Aim = Print the data exactly, leaving nothing out.

##### Material to process

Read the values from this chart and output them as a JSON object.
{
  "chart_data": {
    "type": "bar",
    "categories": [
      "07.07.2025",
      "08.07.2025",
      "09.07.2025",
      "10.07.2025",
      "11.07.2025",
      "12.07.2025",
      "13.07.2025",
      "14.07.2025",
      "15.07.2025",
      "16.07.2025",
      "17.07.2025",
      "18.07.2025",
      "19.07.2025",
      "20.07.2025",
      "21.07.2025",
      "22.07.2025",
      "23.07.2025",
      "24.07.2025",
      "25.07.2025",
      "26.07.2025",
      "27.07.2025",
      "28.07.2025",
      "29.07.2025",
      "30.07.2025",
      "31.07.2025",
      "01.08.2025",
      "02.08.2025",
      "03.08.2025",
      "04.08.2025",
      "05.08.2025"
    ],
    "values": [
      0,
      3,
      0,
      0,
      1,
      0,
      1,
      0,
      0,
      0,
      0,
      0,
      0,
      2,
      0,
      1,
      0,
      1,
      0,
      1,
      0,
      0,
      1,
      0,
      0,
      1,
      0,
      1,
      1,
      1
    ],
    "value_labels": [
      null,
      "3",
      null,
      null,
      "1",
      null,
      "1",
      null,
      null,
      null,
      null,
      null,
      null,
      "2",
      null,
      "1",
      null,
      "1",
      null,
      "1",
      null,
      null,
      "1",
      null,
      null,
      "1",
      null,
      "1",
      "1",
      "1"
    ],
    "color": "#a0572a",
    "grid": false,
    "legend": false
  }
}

##########

Exercise response =
Read the values from this chart and output them as a JSON object.
{
  "chart_data": {
    "type": "bar",
    "categories": [
      "07.07.2025",
      "08.07.2025",
      "09.07.2025",
      "10.07.2025",
      "11.07.2025",
      "12.07.2025",
      "13.07.2025",
      "14.07.2025",
      "15.07.2025",
      "16.07.2025",
      "17.07.2025",
      "18.07.2025",
      "19.07.2025",
      "20.07.2025",
      "21.07.2025",
      "22.07.2025",
      "23.07.2025",
      "24.07.2025",
      "25.07.2025",
      "26.07.2025",
      "27.07.2025",
      "28.07.2025",
      "29.07.2025",
      "30.07.2025",
      "31.07.2025",
      "01.08.2025",
      "02.08.2025",
      "03.08.2025",
      "04.08.2025",
      "05.08.2025"
    ],
    "values": [
      0,
      3,
      0,
      0,
      1,
      0,
      1,
      0,
      0,
      0,
      0,
      0,
      0,
      2,
      0,
      1,
      0,
      1,
      0,
      1,
      0,
      0,
      1,
      0,
      0,
      1,
      0,
      1,
      1,
      1
    ],
    "value_labels": [
      null,
      "3",
      null,
      null,
      "1",
      null,
      "1",
      null,
      null,
      null,
      null,
      null,
      null,
      "2",
      null,
      "1",
      null,
      "1",
      null,
      "1",
      null,
      null,
      "1",
      null,
      null,
      "1",
      null,
      "1",
      "1",
      "1"
    ],
    "color": "#a0572a",
    "grid": false,
    "legend": false
  }
}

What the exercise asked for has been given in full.